> _To do_:
Can the data below be set down again exactly, line for line?

> _Material for this task_:
....

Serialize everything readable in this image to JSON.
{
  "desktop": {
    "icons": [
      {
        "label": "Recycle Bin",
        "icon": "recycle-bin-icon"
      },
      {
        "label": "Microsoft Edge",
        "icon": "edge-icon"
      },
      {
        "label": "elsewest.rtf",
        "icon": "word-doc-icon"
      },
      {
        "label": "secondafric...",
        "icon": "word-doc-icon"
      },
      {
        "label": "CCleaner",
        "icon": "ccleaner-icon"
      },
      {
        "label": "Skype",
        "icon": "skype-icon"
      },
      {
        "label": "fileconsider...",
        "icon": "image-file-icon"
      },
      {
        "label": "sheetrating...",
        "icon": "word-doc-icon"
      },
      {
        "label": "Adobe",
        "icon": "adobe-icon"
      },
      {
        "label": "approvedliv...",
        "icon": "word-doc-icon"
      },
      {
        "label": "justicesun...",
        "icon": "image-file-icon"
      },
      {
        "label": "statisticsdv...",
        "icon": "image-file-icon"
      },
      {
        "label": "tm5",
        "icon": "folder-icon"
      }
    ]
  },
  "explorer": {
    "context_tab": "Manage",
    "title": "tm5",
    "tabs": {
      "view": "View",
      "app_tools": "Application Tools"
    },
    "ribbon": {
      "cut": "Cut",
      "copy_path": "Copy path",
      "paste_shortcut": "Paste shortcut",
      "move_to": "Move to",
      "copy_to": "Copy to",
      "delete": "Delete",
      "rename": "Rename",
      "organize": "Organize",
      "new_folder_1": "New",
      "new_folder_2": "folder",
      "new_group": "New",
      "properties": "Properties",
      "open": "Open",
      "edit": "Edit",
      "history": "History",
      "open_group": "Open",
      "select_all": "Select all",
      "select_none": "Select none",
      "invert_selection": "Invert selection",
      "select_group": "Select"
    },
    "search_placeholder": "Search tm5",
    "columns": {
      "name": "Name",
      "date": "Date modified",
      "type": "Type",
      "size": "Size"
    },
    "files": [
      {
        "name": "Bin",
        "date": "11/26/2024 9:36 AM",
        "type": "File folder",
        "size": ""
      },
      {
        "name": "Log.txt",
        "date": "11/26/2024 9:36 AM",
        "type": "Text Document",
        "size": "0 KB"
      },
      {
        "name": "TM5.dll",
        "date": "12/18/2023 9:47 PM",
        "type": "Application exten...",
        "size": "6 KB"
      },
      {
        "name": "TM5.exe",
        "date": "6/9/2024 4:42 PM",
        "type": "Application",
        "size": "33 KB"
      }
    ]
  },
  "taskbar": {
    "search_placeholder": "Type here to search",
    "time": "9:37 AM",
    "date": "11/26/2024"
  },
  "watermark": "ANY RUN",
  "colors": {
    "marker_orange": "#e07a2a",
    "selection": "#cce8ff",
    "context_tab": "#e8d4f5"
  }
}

....

> _Finished exercise_:
Serialize everything readable in this image to JSON.
{
  "desktop": {
    "icons": [
      {
        "label": "Recycle Bin",
        "icon": "recycle-bin-icon"
      },
      {
        "label": "Microsoft Edge",
        "icon": "edge-icon"
      },
      {
        "label": "elsewest.rtf",
        "icon": "word-doc-icon"
      },
      {
        "label": "secondafric...",
        "icon": "word-doc-icon"
      },
      {
        "label": "CCleaner",
        "icon": "ccleaner-icon"
      },
      {
        "label": "Skype",
        "icon": "skype-icon"
      },
      {
        "label": "fileconsider...",
        "icon": "image-file-icon"
      },
      {
        "label": "sheetrating...",
        "icon": "word-doc-icon"
      },
      {
        "label": "Adobe",
        "icon": "adobe-icon"
      },
      {
        "label": "approvedliv...",
        "icon": "word-doc-icon"
      },
      {
        "label": "justicesun...",
        "icon": "image-file-icon"
      },
      {
        "label": "statisticsdv...",
        "icon": "image-file-icon"
      },
      {
        "label": "tm5",
        "icon": "folder-icon"
      }
    ]
  },
  "explorer": {
    "context_tab": "Manage",
    "title": "tm5",
    "tabs": {
      "view": "View",
      "app_tools": "Application Tools"
    },
    "ribbon": {
      "cut": "Cut",
      "copy_path": "Copy path",
      "paste_shortcut": "Paste shortcut",
      "move_to": "Move to",
      "copy_to": "Copy to",
      "delete": "Delete",
      "rename": "Rename",
      "organize": "Organize",
      "new_folder_1": "New",
      "new_folder_2": "folder",
      "new_group": "New",
      "properties": "Properties",
      "open": "Open",
      "edit": "Edit",
      "history": "History",
      "open_group": "Open",
      "select_all": "Select all",
      "select_none": "Select none",
      "invert_selection": "Invert selection",
      "select_group": "Select"
    },
    "search_placeholder": "Search tm5",
    "columns": {
      "name": "Name",
      "date": "Date modified",
      "type": "Type",
      "size": "Size"
    },
    "files": [
      {
        "name": "Bin",
        "date": "11/26/2024 9:36 AM",
        "type": "File folder",
        "size": ""
      },
      {
        "name": "Log.txt",
        "date": "11/26/2024 9:36 AM",
        "type": "Text Document",
        "size": "0 KB"
      },
      {
        "name": "TM5.dll",
        "date": "12/18/2023 9:47 PM",
        "type": "Application exten...",
        "size": "6 KB"
      },
      {
        "name": "TM5.exe",
        "date": "6/9/2024 4:42 PM",
        "type": "Application",
        "size": "33 KB"
      }
    ]
  },
  "taskbar": {
    "search_placeholder": "Type here to search",
    "time": "9:37 AM",
    "date": "11/26/2024"
  },
  "watermark": "ANY RUN",
  "colors": {
    "marker_orange": "#e07a2a",
    "selection": "#cce8ff",
    "context_tab": "#e8d4f5"
  }
}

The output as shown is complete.